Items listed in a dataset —
----

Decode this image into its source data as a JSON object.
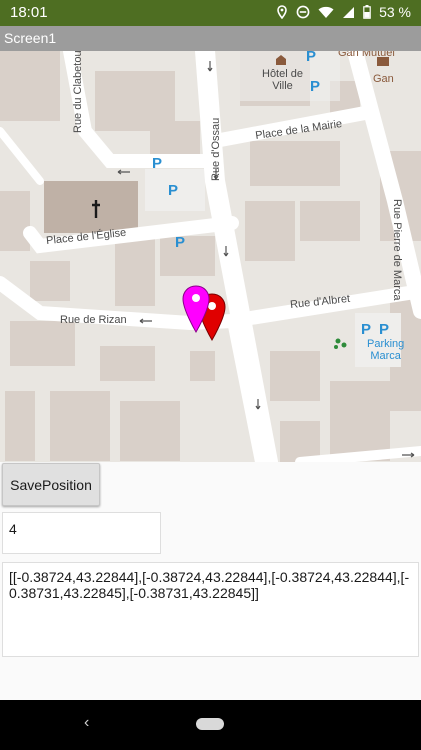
{
  "status_bar": {
    "time": "18:01",
    "battery": "53 %",
    "icons": [
      "location-icon",
      "do-not-disturb-icon",
      "wifi-icon",
      "signal-icon",
      "battery-icon"
    ]
  },
  "app": {
    "title": "Screen1"
  },
  "map": {
    "streets": {
      "clabetou": "Rue du Clabetou",
      "ossau": "Rue d'Ossau",
      "mairie": "Place de la Mairie",
      "eglise": "Place de l'Église",
      "rizan": "Rue de Rizan",
      "albret": "Rue d'Albret",
      "pierre_marca": "Rue Pierre de Marca"
    },
    "pois": {
      "hotel_de_ville": "Hôtel de\nVille",
      "gan": "Gan",
      "gan_mutuel": "Gan Mutuel",
      "parking_marca": "Parking\nMarca",
      "parking": "P"
    },
    "markers": [
      {
        "color": "#ff00ff",
        "name": "magenta"
      },
      {
        "color": "#e00000",
        "name": "red"
      }
    ],
    "colors": {
      "background": "#e9e6e1",
      "road": "#ffffff",
      "building": "#d9d0c9",
      "park": "#e5e5e5"
    }
  },
  "controls": {
    "save_label": "SavePosition",
    "count_value": "4",
    "positions_text": "[[-0.38724,43.22844],[-0.38724,43.22844],[-0.38724,43.22844],[-0.38731,43.22845],[-0.38731,43.22845]]"
  },
  "nav_bar": {
    "back_icon": "back-icon",
    "home_icon": "home-pill-icon"
  }
}
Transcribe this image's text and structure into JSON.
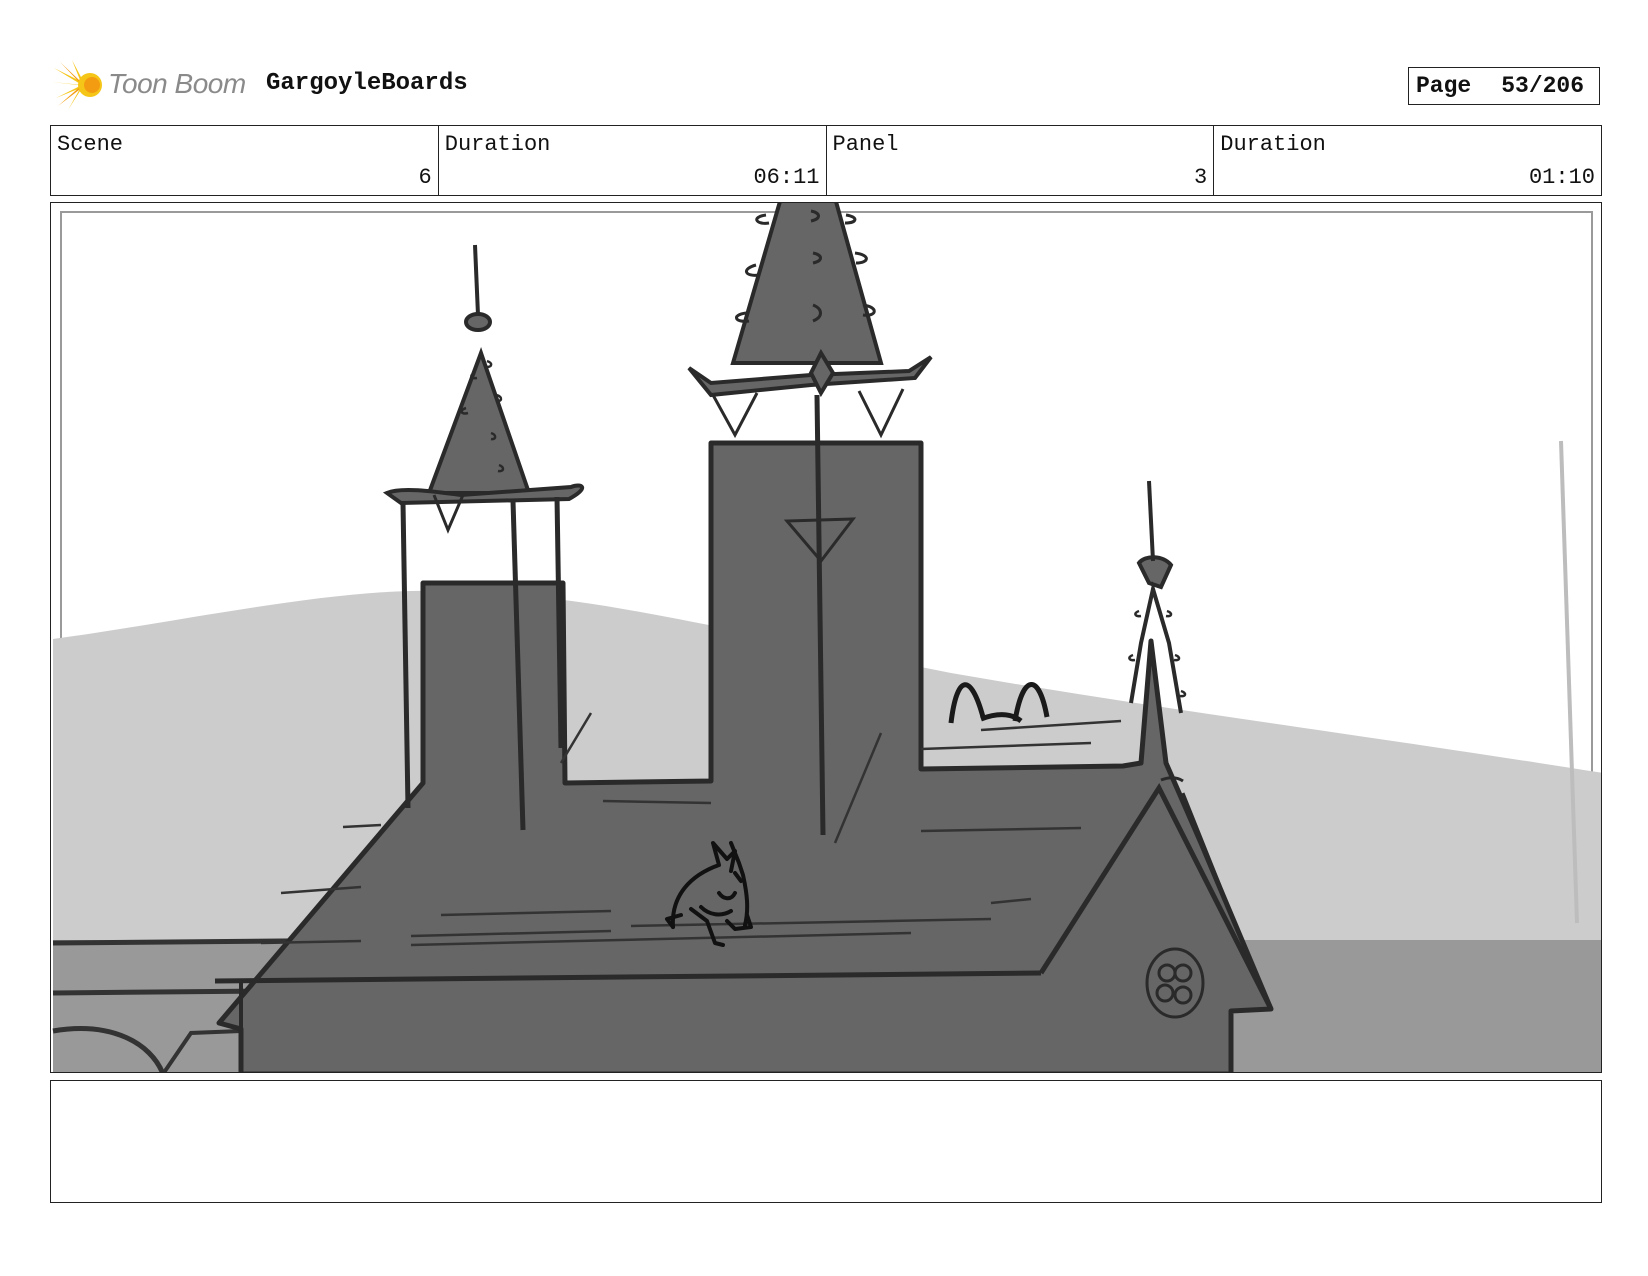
{
  "header": {
    "brand": "Toon Boom",
    "project": "GargoyleBoards",
    "page_label": "Page",
    "page_value": "53/206"
  },
  "info": {
    "scene_label": "Scene",
    "scene_value": "6",
    "scene_duration_label": "Duration",
    "scene_duration_value": "06:11",
    "panel_label": "Panel",
    "panel_value": "3",
    "panel_duration_label": "Duration",
    "panel_duration_value": "01:10"
  },
  "panel": {
    "image": "sketch-castle-rooftop-gargoyle"
  },
  "notes": {
    "text": ""
  },
  "colors": {
    "logo_yellow": "#f5c518",
    "logo_orange": "#f39c12",
    "building": "#666666",
    "hill": "#cccccc",
    "wall": "#999999",
    "line": "#2a2a2a"
  }
}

----

Make an exact copy of the records shown above, without the pictures.

CORRECT OUTPUT —
Decode this image into its source data as a JSON object.
{
  "status_bar": {
    "time": "18:01",
    "battery": "53 %",
    "icons": [
      "location-icon",
      "do-not-disturb-icon",
      "wifi-icon",
      "signal-icon",
      "battery-icon"
    ]
  },
  "app": {
    "title": "Screen1"
  },
  "map": {
    "streets": {
      "clabetou": "Rue du Clabetou",
      "ossau": "Rue d'Ossau",
      "mairie": "Place de la Mairie",
      "eglise": "Place de l'Église",
      "rizan": "Rue de Rizan",
      "albret": "Rue d'Albret",
      "pierre_marca": "Rue Pierre de Marca"
    },
    "pois": {
      "hotel_de_ville": "Hôtel de\nVille",
      "gan": "Gan",
      "gan_mutuel": "Gan Mutuel",
      "parking_marca": "Parking\nMarca",
      "parking": "P"
    },
    "markers": [
      {
        "color": "#ff00ff",
        "name": "magenta"
      },
      {
        "color": "#e00000",
        "name": "red"
      }
    ],
    "colors": {
      "background": "#e9e6e1",
      "road": "#ffffff",
      "building": "#d9d0c9",
      "park": "#e5e5e5"
    }
  },
  "controls": {
    "save_label": "SavePosition",
    "count_value": "4",
    "positions_text": "[[-0.38724,43.22844],[-0.38724,43.22844],[-0.38724,43.22844],[-0.38731,43.22845],[-0.38731,43.22845]]"
  },
  "nav_bar": {
    "back_icon": "back-icon",
    "home_icon": "home-pill-icon"
  }
}
Transcribe this image's text and structure into JSON.
{
  "header": {
    "brand": "Toon Boom",
    "project": "GargoyleBoards",
    "page_label": "Page",
    "page_value": "53/206"
  },
  "info": {
    "scene_label": "Scene",
    "scene_value": "6",
    "scene_duration_label": "Duration",
    "scene_duration_value": "06:11",
    "panel_label": "Panel",
    "panel_value": "3",
    "panel_duration_label": "Duration",
    "panel_duration_value": "01:10"
  },
  "panel": {
    "image": "sketch-castle-rooftop-gargoyle"
  },
  "notes": {
    "text": ""
  },
  "colors": {
    "logo_yellow": "#f5c518",
    "logo_orange": "#f39c12",
    "building": "#666666",
    "hill": "#cccccc",
    "wall": "#999999",
    "line": "#2a2a2a"
  }
}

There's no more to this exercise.